◆ **PROBLEM DESCRIPTION**
Copy out all the lines where "this" shows up.
#### MATERIAL PROVIDED
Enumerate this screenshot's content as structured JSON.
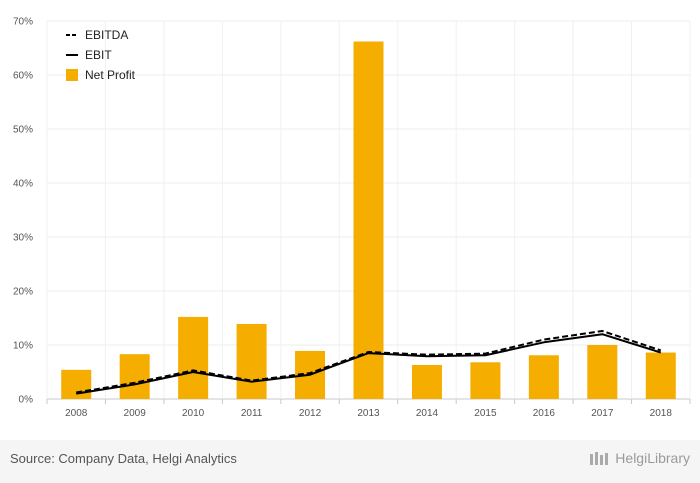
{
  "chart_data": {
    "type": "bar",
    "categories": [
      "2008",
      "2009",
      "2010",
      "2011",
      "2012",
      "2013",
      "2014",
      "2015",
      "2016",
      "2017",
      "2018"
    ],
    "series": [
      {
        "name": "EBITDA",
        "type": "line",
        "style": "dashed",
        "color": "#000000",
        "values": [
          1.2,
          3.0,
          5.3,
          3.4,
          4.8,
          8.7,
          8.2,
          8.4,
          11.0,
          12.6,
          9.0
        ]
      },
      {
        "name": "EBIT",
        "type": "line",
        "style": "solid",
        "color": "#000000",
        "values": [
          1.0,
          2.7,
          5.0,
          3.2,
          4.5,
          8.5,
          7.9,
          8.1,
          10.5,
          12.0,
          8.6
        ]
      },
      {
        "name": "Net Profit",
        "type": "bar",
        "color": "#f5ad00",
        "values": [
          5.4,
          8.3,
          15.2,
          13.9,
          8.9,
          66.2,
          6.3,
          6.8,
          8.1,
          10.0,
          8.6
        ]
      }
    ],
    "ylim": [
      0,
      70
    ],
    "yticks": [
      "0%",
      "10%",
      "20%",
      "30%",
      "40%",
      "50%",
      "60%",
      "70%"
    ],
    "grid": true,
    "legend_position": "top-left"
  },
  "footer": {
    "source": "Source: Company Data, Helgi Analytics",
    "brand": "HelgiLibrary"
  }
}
########
#### MATERIAL PROVIDED
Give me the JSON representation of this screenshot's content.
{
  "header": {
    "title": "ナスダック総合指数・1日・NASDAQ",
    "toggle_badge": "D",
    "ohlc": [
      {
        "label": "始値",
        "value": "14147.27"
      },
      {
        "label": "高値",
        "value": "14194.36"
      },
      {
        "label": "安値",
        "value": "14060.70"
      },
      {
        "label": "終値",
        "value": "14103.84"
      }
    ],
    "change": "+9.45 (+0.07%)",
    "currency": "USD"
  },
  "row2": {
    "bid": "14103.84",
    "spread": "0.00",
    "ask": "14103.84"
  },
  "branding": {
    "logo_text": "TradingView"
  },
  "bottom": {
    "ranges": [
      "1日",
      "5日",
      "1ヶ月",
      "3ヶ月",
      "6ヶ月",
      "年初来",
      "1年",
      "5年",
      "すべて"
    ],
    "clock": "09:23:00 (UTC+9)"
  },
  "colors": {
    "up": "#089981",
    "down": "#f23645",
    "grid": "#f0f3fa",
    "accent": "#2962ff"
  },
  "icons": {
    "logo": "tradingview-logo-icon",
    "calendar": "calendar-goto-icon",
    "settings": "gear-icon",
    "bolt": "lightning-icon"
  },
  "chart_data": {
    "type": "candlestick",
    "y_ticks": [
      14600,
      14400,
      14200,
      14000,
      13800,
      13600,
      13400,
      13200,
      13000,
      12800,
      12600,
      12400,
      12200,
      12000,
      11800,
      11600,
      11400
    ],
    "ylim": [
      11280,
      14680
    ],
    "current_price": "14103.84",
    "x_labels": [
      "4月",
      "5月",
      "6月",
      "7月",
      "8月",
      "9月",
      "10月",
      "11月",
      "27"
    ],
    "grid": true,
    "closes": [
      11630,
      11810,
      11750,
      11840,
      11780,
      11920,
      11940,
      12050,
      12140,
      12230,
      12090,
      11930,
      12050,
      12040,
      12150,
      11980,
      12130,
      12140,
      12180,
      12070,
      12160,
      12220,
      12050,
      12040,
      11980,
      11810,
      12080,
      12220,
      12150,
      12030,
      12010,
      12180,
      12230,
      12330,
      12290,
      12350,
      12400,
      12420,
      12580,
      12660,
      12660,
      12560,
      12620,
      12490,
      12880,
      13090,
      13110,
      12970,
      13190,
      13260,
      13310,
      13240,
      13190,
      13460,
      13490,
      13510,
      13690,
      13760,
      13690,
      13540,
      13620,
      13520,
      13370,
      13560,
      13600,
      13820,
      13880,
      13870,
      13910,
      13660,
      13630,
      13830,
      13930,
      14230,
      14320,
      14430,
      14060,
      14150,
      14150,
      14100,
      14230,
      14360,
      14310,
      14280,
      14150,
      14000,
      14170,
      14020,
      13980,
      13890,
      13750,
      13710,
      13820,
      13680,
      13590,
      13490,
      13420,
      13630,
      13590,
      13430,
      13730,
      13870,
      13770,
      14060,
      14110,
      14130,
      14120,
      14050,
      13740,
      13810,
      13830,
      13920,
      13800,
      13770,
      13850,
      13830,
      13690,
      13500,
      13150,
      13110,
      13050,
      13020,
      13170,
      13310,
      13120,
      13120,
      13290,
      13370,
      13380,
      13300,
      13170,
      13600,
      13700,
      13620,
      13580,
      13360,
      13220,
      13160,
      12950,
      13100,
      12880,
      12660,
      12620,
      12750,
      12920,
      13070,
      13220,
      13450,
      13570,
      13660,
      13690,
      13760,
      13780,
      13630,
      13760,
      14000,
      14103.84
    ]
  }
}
########
#### MATERIAL PROVIDED
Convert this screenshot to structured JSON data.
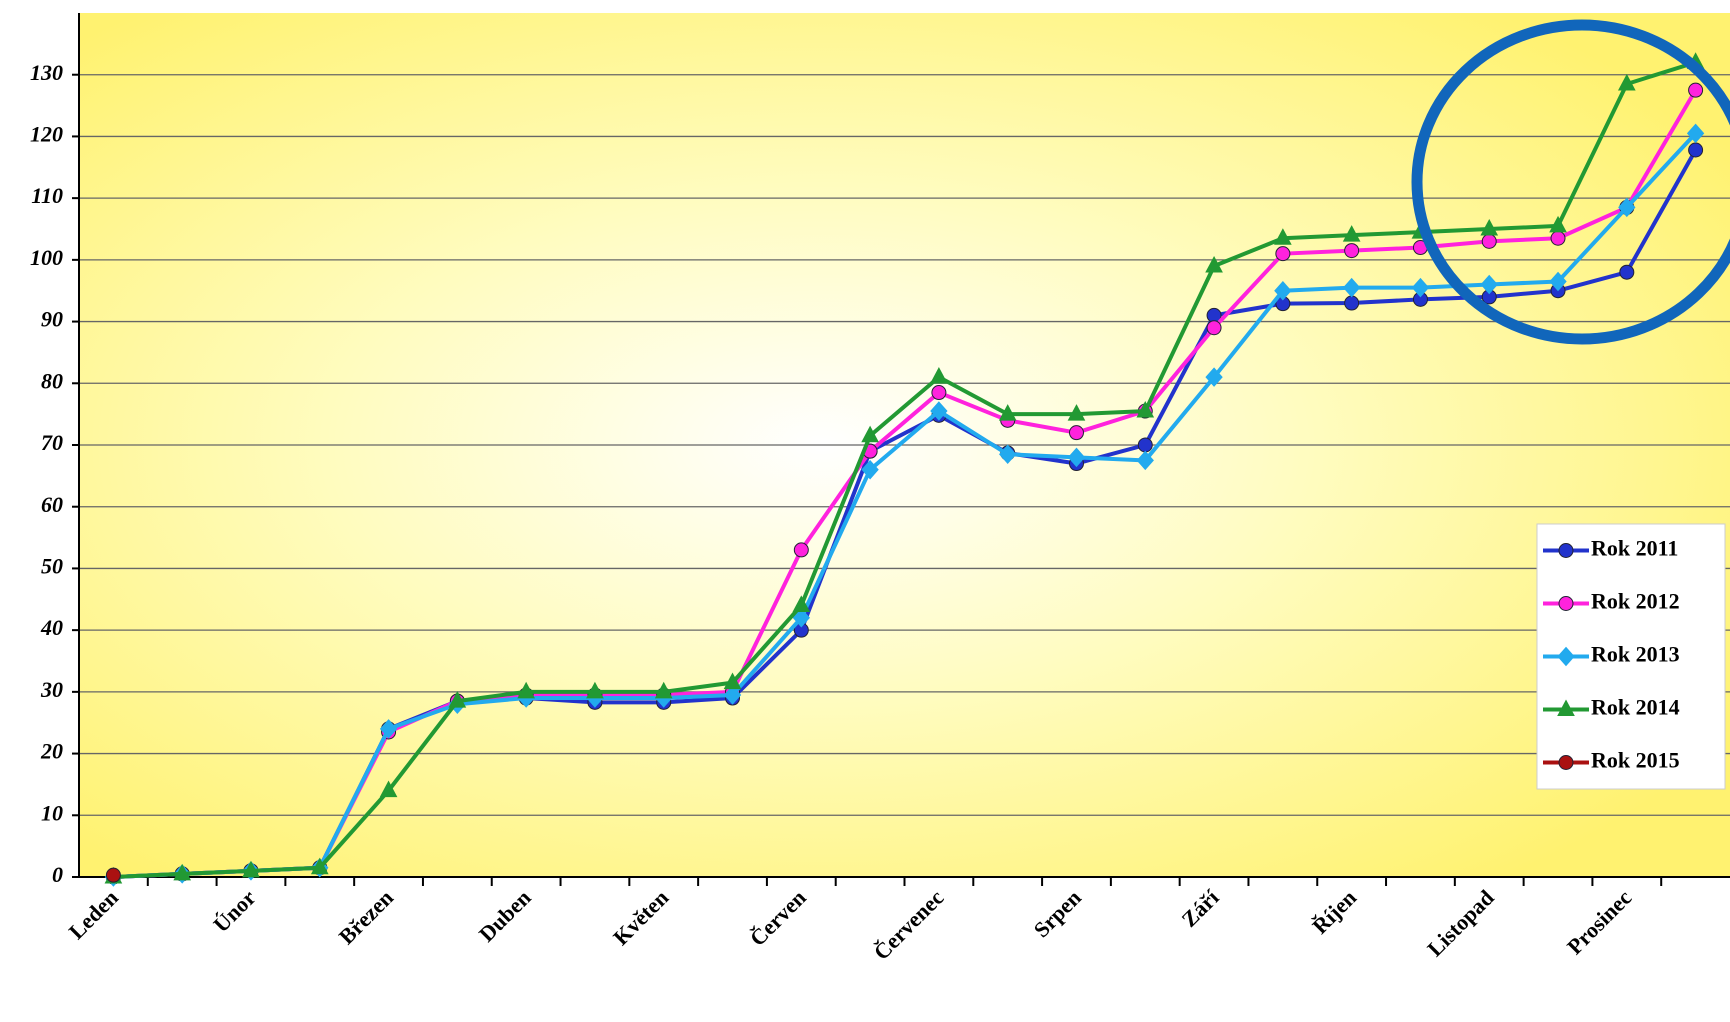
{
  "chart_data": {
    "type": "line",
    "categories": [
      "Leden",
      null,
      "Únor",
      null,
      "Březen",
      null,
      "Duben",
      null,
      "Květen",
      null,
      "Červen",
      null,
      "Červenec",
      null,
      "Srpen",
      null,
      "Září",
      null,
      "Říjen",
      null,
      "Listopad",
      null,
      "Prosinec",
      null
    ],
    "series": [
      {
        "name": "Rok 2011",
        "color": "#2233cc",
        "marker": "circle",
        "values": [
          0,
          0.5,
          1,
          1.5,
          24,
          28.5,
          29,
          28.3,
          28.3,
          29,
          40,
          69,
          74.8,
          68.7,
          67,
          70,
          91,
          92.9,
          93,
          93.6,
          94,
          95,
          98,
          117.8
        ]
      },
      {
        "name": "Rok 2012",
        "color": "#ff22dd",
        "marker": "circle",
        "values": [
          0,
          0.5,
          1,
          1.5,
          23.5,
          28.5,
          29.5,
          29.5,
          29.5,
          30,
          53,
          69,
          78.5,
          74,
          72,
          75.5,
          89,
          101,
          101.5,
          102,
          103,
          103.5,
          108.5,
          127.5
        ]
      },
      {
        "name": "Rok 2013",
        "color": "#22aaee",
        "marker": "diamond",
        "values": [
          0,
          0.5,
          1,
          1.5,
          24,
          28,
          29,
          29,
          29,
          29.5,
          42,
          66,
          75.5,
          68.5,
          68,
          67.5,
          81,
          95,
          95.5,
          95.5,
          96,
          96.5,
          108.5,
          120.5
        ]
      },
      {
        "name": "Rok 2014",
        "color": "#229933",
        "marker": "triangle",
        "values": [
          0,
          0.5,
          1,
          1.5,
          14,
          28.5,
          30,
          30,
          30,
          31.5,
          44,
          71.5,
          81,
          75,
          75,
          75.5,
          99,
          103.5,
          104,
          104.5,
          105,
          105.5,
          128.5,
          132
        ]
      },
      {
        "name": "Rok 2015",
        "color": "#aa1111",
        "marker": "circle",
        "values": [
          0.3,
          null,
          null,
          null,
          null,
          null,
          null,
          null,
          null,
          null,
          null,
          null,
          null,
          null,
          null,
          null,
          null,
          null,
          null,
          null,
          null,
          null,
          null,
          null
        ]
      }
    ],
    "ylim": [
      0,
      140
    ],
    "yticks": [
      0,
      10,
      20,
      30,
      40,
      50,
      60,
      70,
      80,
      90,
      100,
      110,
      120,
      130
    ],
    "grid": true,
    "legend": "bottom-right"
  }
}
########
◆ **WRITTEN ANSWER**
Enumerate this screenshot's content as structured JSON.
Give me the JSON representation of this screenshot's content.
Convert this screenshot to structured JSON data.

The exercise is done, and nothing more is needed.